* STATED EXERCISE *
Look through the data below. Collect every line where the word "FXCM" occurs.

§ §

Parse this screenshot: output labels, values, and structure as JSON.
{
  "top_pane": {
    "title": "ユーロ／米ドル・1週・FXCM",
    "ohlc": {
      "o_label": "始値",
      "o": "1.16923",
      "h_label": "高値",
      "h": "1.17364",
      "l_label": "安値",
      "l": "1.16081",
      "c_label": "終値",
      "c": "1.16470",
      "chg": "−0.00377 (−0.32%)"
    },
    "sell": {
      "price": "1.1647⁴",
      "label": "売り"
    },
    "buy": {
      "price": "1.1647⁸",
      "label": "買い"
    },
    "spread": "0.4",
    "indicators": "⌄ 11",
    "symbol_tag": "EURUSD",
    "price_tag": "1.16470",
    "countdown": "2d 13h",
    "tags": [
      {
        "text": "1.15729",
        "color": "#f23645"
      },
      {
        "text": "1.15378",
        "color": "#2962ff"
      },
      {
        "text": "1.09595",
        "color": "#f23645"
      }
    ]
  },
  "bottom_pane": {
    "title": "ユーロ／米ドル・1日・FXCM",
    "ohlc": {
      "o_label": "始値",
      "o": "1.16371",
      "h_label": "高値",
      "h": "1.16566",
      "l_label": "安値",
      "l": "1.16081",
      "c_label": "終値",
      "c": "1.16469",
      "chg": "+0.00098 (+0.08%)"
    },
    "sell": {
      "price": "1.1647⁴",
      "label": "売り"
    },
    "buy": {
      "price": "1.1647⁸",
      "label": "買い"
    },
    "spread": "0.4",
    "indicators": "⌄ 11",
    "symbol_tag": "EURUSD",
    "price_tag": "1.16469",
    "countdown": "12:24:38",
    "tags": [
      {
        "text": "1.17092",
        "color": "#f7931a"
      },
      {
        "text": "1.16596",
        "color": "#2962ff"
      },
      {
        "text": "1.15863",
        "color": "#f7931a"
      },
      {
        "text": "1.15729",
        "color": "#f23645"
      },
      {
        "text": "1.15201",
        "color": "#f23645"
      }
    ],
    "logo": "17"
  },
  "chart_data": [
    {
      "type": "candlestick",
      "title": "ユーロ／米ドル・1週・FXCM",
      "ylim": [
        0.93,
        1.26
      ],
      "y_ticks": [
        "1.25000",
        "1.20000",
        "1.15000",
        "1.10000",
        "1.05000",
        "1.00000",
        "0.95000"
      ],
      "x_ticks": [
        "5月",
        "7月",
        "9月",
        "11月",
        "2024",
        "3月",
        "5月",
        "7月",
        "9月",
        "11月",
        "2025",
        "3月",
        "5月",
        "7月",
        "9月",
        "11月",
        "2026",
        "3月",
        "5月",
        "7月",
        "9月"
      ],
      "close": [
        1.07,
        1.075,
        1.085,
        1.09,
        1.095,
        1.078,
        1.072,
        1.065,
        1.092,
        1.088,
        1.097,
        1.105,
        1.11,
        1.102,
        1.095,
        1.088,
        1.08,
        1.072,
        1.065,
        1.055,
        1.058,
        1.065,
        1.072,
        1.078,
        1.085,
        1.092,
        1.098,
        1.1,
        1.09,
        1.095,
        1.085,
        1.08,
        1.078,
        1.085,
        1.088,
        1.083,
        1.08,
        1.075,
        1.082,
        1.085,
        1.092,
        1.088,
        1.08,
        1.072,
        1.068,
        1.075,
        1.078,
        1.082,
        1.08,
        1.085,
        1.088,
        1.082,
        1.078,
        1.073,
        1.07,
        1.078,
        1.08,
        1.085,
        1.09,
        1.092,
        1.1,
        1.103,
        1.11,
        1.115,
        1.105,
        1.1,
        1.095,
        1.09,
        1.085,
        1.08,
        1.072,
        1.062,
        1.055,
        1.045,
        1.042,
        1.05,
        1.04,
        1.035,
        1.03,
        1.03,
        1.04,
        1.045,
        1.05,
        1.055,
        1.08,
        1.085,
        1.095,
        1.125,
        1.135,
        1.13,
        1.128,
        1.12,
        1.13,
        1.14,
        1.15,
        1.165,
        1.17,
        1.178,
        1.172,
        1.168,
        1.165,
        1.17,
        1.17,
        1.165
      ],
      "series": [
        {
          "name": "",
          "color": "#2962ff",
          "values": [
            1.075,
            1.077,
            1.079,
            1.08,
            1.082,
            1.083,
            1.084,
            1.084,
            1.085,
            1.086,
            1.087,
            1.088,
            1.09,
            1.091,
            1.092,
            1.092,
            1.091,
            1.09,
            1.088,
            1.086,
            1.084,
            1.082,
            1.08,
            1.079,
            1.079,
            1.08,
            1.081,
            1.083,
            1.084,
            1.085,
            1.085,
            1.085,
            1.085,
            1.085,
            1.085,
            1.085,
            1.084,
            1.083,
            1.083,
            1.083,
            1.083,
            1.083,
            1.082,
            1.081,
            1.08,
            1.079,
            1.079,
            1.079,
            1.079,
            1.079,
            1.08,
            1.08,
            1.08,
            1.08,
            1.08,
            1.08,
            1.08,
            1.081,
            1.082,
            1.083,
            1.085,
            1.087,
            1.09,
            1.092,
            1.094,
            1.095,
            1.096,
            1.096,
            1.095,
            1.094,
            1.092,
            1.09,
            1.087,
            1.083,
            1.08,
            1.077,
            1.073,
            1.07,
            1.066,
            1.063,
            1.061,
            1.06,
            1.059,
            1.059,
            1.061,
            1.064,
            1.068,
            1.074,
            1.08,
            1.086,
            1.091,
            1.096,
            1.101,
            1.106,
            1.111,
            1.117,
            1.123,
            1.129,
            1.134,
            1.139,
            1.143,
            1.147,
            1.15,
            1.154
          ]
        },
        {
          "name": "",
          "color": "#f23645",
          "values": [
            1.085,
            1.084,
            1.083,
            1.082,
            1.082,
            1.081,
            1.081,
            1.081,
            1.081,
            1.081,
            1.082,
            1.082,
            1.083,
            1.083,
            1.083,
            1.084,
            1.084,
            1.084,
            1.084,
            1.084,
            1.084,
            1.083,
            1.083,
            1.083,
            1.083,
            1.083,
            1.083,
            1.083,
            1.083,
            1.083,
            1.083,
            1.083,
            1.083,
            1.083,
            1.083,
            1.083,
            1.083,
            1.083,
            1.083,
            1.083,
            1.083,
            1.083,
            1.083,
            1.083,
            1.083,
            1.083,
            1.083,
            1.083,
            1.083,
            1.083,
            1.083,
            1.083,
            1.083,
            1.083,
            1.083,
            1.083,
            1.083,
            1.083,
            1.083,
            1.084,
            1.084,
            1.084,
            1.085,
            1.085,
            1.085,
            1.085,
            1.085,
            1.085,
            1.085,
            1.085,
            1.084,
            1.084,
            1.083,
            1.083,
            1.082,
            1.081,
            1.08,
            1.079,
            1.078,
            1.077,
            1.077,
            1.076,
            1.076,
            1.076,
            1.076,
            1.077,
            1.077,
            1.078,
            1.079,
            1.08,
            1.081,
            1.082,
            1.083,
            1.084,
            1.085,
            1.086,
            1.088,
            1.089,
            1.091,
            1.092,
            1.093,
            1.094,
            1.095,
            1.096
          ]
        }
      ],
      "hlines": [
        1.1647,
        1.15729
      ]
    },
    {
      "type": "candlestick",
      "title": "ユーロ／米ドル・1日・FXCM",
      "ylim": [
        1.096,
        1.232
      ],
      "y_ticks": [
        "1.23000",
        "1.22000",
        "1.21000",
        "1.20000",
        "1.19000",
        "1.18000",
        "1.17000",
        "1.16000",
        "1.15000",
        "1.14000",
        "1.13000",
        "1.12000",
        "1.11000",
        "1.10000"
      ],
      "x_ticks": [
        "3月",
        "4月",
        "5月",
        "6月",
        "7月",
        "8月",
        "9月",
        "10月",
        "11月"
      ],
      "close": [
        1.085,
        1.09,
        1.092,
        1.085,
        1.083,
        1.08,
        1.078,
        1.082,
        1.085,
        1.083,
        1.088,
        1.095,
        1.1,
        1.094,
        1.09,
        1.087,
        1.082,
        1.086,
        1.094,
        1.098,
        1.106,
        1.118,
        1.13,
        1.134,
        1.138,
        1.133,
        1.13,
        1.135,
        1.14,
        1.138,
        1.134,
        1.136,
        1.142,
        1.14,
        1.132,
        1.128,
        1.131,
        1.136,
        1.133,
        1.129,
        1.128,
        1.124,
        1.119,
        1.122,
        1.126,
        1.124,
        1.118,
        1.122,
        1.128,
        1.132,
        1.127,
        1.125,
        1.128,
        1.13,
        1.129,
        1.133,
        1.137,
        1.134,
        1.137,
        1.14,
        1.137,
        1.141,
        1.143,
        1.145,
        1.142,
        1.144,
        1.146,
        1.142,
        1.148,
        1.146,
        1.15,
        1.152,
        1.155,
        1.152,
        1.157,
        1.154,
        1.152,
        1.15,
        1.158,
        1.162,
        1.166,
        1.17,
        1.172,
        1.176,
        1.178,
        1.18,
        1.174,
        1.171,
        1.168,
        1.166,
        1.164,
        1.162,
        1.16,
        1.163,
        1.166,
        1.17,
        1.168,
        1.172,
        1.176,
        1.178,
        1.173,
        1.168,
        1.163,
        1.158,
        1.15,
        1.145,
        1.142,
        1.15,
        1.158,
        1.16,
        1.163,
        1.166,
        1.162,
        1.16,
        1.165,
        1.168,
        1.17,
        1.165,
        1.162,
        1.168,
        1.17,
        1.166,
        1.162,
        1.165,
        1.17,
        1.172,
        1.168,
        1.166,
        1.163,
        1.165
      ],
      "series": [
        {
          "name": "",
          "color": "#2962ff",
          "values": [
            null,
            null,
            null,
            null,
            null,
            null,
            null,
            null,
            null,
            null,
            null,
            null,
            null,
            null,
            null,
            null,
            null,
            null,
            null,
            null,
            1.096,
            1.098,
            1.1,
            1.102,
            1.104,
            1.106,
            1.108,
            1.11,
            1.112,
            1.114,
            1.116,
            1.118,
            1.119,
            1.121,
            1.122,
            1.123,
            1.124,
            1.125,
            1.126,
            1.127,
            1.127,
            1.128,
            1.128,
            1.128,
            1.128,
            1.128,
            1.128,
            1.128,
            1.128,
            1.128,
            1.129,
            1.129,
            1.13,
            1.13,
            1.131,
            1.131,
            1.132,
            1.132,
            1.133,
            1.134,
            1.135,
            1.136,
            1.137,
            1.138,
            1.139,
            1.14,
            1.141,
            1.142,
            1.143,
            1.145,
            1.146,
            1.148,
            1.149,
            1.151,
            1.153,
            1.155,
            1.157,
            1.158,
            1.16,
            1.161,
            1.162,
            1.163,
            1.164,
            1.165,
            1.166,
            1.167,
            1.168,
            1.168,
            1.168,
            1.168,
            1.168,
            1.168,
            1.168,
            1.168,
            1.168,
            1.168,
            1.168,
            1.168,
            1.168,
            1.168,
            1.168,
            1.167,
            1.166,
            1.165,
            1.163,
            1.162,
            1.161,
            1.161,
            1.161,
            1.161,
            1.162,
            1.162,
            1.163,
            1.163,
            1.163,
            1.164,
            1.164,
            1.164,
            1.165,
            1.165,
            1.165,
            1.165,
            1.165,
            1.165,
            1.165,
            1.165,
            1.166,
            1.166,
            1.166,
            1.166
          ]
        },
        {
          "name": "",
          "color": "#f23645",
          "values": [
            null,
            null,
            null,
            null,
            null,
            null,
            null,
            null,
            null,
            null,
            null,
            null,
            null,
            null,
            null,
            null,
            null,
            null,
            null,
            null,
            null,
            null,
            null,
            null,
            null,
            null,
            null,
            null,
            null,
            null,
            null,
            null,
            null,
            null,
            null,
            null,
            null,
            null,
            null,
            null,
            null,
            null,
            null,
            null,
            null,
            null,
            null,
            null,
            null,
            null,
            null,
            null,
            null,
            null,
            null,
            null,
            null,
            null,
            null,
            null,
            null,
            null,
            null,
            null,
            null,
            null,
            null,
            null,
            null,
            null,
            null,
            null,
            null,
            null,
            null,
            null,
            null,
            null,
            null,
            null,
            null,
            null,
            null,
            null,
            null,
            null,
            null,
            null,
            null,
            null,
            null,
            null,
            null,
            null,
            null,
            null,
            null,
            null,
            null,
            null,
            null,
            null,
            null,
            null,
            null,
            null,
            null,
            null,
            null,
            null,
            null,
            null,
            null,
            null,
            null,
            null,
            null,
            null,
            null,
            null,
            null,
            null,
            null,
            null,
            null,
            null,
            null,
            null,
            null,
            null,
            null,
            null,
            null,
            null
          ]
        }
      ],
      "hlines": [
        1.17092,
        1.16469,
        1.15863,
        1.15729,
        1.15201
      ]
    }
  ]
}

§ §

* ANSWER TO THE PROBLEM *
    "title": "ユーロ／米ドル・1週・FXCM",
    "title": "ユーロ／米ドル・1日・FXCM",
      "title": "ユーロ／米ドル・1週・FXCM",
      "title": "ユーロ／米ドル・1日・FXCM",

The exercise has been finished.